Extracted material.
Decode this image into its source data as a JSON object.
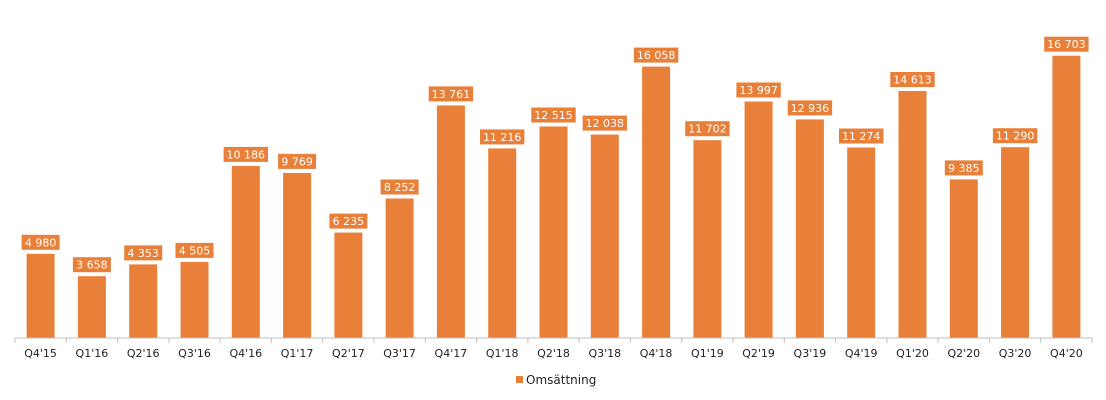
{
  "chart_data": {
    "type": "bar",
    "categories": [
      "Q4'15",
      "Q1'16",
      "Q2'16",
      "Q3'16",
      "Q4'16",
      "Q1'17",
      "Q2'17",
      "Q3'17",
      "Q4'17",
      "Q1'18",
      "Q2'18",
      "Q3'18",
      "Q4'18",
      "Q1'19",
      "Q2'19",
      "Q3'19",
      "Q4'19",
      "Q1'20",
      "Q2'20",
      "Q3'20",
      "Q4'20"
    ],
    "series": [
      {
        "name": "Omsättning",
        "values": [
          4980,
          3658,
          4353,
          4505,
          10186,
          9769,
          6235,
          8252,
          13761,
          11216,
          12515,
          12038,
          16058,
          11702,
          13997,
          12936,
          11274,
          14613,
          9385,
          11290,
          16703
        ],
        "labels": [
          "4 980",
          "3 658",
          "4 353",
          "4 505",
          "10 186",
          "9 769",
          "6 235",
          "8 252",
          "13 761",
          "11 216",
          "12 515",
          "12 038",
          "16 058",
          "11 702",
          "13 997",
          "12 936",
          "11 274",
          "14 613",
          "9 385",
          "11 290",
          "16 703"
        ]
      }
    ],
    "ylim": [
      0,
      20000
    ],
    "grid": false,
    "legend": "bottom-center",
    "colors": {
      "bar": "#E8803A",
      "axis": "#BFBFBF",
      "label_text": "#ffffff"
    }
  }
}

---

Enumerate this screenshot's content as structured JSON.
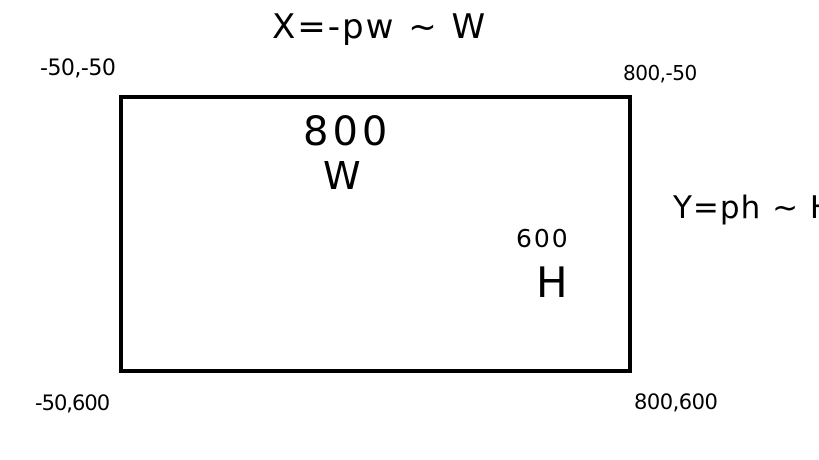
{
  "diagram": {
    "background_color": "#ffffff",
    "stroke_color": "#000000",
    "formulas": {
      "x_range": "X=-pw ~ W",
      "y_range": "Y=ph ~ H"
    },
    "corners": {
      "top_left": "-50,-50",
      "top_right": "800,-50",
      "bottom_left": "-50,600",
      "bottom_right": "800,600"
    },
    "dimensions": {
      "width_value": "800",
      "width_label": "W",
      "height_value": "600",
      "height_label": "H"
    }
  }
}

Exercise details. Show all lines above holding "JSON".

Finished task.
Decode this image into its source data as a JSON object.
Enumerate this screenshot's content as structured JSON.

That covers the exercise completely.